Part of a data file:
<<<<
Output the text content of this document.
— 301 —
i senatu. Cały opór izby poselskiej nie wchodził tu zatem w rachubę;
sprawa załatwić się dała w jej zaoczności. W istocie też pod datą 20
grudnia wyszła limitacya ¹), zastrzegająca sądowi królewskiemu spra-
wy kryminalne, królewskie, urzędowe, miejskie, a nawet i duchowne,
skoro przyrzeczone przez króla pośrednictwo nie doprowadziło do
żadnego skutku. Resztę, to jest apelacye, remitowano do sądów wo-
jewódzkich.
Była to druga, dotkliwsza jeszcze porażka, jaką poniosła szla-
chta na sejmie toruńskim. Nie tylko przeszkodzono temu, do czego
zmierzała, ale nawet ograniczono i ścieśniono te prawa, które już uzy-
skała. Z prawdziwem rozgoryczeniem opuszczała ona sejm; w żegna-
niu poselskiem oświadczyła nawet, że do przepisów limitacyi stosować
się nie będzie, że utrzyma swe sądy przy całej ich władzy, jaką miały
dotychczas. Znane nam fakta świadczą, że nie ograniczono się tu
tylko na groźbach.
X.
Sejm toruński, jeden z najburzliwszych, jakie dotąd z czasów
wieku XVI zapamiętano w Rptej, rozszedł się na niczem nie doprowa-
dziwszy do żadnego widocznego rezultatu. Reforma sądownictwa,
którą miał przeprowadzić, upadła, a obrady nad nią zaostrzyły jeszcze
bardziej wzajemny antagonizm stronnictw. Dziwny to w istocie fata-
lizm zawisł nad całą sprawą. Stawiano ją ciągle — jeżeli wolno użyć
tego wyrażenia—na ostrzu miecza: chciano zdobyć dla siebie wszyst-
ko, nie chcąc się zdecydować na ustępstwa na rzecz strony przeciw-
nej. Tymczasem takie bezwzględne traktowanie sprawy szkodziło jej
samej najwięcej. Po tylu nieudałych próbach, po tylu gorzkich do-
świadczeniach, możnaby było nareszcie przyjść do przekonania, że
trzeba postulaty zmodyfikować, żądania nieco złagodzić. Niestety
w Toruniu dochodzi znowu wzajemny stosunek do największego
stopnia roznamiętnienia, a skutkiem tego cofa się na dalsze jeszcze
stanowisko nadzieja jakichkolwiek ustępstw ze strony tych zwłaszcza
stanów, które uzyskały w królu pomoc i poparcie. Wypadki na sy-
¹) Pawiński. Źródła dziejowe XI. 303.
>>>>
Reproduce all of the entries word for word.

Output the text content of this document.
— 301 —
i senatu. Cały opór izby poselskiej nie wchodził tu zatem w rachubę;
sprawa załatwić się dała w jej zaoczności. W istocie też pod datą 20
grudnia wyszła limitacya ¹), zastrzegająca sądowi królewskiemu spra-
wy kryminalne, królewskie, urzędowe, miejskie, a nawet i duchowne,
skoro przyrzeczone przez króla pośrednictwo nie doprowadziło do
żadnego skutku. Resztę, to jest apelacye, remitowano do sądów wo-
jewódzkich.
Była to druga, dotkliwsza jeszcze porażka, jaką poniosła szla-
chta na sejmie toruńskim. Nie tylko przeszkodzono temu, do czego
zmierzała, ale nawet ograniczono i ścieśniono te prawa, które już uzy-
skała. Z prawdziwem rozgoryczeniem opuszczała ona sejm; w żegna-
niu poselskiem oświadczyła nawet, że do przepisów limitacyi stosować
się nie będzie, że utrzyma swe sądy przy całej ich władzy, jaką miały
dotychczas. Znane nam fakta świadczą, że nie ograniczono się tu
tylko na groźbach.
X.
Sejm toruński, jeden z najburzliwszych, jakie dotąd z czasów
wieku XVI zapamiętano w Rptej, rozszedł się na niczem nie doprowa-
dziwszy do żadnego widocznego rezultatu. Reforma sądownictwa,
którą miał przeprowadzić, upadła, a obrady nad nią zaostrzyły jeszcze
bardziej wzajemny antagonizm stronnictw. Dziwny to w istocie fata-
lizm zawisł nad całą sprawą. Stawiano ją ciągle — jeżeli wolno użyć
tego wyrażenia—na ostrzu miecza: chciano zdobyć dla siebie wszyst-
ko, nie chcąc się zdecydować na ustępstwa na rzecz strony przeciw-
nej. Tymczasem takie bezwzględne traktowanie sprawy szkodziło jej
samej najwięcej. Po tylu nieudałych próbach, po tylu gorzkich do-
świadczeniach, możnaby było nareszcie przyjść do przekonania, że
trzeba postulaty zmodyfikować, żądania nieco złagodzić. Niestety
w Toruniu dochodzi znowu wzajemny stosunek do największego
stopnia roznamiętnienia, a skutkiem tego cofa się na dalsze jeszcze
stanowisko nadzieja jakichkolwiek ustępstw ze strony tych zwłaszcza
stanów, które uzyskały w królu pomoc i poparcie. Wypadki na sy-
¹) Pawiński. Źródła dziejowe XI. 303.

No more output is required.